── EXTRACTED RECORDS

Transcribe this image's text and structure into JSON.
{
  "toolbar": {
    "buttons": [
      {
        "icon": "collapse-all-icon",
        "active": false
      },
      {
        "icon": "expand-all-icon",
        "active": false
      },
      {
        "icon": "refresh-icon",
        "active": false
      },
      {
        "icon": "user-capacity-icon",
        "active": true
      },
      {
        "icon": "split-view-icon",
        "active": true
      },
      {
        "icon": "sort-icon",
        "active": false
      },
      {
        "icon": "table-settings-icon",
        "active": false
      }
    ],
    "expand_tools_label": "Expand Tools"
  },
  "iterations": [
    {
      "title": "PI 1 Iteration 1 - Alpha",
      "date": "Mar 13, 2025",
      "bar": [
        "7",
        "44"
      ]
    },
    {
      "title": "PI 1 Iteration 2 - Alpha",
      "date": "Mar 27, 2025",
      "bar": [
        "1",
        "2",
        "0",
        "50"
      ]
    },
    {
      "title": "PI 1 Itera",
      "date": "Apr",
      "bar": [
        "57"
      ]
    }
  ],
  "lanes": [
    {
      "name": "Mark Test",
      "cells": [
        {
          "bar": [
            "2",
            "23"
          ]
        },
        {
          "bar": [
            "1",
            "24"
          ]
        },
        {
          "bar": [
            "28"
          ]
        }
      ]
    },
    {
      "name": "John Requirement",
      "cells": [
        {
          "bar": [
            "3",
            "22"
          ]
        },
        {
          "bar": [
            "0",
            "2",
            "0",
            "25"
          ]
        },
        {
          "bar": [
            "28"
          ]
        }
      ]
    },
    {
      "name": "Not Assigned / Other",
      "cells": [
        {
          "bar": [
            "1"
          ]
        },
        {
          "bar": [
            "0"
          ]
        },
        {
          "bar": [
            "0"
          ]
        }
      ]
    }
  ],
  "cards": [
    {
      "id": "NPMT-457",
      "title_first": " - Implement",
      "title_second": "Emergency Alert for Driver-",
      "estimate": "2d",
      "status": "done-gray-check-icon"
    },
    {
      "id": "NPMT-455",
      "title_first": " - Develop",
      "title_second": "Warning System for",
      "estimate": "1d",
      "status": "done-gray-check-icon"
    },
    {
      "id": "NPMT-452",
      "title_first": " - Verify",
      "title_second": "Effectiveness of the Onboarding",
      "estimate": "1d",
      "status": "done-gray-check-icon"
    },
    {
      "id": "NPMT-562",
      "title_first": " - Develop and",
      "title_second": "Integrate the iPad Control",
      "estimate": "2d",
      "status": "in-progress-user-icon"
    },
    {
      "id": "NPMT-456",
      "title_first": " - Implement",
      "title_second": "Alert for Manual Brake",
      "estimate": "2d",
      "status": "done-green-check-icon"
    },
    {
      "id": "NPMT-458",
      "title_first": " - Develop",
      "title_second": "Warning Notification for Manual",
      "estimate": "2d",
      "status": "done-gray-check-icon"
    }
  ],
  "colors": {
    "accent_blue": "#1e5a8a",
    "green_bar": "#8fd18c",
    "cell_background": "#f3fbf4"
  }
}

────

**PROBLEM STATEMENT:**
Count how many lines in the data above hold the string "NPMT", and give the number with no other words.

**SOLUTION FOR THIS PROBLEM:**
6